The task: Copy, from the entries below, each line in which the string "JSON" appears.

Listed records:
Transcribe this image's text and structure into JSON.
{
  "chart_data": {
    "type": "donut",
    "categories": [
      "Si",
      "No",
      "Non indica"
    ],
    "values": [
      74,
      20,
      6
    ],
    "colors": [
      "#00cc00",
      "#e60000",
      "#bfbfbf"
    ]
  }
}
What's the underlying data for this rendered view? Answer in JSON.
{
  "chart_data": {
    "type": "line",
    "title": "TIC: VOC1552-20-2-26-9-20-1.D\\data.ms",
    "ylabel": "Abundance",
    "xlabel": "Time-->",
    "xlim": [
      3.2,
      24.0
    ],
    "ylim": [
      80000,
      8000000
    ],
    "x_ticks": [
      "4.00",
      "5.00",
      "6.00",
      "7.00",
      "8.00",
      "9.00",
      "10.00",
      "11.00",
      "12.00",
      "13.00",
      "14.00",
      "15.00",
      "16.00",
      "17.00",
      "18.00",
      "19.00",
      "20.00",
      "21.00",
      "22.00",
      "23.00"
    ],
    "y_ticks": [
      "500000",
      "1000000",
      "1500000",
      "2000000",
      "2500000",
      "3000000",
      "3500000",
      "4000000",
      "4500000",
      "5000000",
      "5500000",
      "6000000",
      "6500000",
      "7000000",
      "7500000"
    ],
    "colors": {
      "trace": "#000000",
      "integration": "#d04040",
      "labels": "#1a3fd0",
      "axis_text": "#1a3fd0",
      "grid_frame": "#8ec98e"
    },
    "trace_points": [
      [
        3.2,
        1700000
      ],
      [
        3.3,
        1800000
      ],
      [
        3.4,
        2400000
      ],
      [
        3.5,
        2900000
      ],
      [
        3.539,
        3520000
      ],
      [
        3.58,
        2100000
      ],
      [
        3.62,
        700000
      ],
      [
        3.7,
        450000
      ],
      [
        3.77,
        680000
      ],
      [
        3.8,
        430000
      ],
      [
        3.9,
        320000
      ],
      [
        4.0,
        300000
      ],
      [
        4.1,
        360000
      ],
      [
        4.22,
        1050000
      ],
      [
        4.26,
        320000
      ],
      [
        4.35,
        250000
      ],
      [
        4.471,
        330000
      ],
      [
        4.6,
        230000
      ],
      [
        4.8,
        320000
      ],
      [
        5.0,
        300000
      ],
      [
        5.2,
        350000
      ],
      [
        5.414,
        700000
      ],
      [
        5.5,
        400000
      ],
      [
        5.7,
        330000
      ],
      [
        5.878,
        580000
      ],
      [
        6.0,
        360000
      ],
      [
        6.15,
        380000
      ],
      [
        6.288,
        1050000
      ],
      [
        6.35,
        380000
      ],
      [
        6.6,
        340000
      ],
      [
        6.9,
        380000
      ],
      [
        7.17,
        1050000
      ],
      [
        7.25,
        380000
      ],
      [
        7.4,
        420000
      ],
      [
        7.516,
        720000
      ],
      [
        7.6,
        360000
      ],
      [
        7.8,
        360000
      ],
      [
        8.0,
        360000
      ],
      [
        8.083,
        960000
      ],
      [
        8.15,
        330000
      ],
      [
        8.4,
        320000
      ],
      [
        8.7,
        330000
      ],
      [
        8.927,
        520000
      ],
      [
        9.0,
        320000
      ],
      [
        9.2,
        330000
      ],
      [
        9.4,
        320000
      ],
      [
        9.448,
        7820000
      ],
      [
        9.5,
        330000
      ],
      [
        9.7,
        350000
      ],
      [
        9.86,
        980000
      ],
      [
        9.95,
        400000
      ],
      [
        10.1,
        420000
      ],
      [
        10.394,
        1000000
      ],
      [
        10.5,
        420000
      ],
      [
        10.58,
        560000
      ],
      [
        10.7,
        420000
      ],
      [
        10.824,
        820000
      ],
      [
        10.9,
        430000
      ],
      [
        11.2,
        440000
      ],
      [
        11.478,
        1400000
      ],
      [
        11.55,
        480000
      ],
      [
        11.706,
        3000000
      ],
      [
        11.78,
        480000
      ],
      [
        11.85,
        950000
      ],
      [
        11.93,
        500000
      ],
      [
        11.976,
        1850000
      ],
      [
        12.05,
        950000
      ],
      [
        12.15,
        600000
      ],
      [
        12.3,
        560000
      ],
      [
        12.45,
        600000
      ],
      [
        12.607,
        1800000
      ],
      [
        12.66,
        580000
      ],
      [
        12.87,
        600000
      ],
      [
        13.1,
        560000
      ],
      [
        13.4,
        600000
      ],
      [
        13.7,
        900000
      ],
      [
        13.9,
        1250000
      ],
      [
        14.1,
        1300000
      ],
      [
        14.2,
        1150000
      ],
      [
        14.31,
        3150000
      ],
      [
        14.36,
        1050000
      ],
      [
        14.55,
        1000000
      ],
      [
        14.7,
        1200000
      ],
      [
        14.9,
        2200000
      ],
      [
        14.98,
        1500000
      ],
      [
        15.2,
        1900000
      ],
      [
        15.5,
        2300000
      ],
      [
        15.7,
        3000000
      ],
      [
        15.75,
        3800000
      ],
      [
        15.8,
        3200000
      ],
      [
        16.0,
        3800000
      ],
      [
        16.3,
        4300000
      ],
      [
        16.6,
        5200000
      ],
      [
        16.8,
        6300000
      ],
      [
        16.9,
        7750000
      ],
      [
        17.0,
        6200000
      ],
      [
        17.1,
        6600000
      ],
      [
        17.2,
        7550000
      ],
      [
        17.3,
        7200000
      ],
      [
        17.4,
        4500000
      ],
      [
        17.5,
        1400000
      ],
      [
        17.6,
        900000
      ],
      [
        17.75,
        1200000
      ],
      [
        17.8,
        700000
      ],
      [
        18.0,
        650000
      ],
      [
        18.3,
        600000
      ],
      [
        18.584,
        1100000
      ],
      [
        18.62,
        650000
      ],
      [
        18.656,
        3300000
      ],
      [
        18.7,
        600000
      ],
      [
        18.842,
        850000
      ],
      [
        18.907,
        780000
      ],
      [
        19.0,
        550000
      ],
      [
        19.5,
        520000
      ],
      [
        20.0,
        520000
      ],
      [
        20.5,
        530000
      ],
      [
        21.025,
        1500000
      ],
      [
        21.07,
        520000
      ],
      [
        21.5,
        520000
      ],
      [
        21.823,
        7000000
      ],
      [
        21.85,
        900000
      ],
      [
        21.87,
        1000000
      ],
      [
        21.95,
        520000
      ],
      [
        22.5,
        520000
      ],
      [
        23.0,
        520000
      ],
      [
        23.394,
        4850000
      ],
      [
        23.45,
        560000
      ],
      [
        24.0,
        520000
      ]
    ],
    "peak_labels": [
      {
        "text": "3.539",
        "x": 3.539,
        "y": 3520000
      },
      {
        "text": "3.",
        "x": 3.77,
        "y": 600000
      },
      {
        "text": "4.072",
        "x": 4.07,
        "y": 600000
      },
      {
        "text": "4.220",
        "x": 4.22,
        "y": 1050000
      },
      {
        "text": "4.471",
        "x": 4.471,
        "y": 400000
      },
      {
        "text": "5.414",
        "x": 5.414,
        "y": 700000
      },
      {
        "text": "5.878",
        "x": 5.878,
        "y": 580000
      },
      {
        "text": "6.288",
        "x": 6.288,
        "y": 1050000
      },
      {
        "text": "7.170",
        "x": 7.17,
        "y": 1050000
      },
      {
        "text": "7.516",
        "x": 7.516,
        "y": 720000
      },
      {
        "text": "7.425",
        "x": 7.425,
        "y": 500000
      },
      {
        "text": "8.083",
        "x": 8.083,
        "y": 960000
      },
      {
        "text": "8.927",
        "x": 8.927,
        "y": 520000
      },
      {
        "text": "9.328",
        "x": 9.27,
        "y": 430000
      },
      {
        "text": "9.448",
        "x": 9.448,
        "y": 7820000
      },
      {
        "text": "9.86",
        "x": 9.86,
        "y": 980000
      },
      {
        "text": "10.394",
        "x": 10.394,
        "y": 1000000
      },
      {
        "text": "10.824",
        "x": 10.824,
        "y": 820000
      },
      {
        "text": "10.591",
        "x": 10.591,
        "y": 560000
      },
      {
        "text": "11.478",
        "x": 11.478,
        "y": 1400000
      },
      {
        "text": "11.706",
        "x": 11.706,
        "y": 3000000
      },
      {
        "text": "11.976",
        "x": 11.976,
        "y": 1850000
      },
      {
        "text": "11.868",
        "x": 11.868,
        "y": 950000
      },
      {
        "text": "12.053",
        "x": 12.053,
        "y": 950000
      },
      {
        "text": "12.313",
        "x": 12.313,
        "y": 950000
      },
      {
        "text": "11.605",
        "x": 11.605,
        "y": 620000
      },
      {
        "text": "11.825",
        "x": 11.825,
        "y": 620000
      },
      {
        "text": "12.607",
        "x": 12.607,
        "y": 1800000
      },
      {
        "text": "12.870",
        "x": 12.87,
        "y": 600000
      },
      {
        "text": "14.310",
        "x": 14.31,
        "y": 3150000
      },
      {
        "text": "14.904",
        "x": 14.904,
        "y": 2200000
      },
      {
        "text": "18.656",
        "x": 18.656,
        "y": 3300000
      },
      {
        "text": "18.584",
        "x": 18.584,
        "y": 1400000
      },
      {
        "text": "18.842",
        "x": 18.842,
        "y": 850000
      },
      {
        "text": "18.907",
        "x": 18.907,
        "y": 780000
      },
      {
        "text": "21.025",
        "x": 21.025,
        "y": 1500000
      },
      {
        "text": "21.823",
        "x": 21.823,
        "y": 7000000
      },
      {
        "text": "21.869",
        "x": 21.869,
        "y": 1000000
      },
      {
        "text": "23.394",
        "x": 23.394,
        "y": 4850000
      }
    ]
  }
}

Exercise result:
Transcribe this image's text and structure into JSON.
What's the underlying data for this rendered view? Answer in JSON.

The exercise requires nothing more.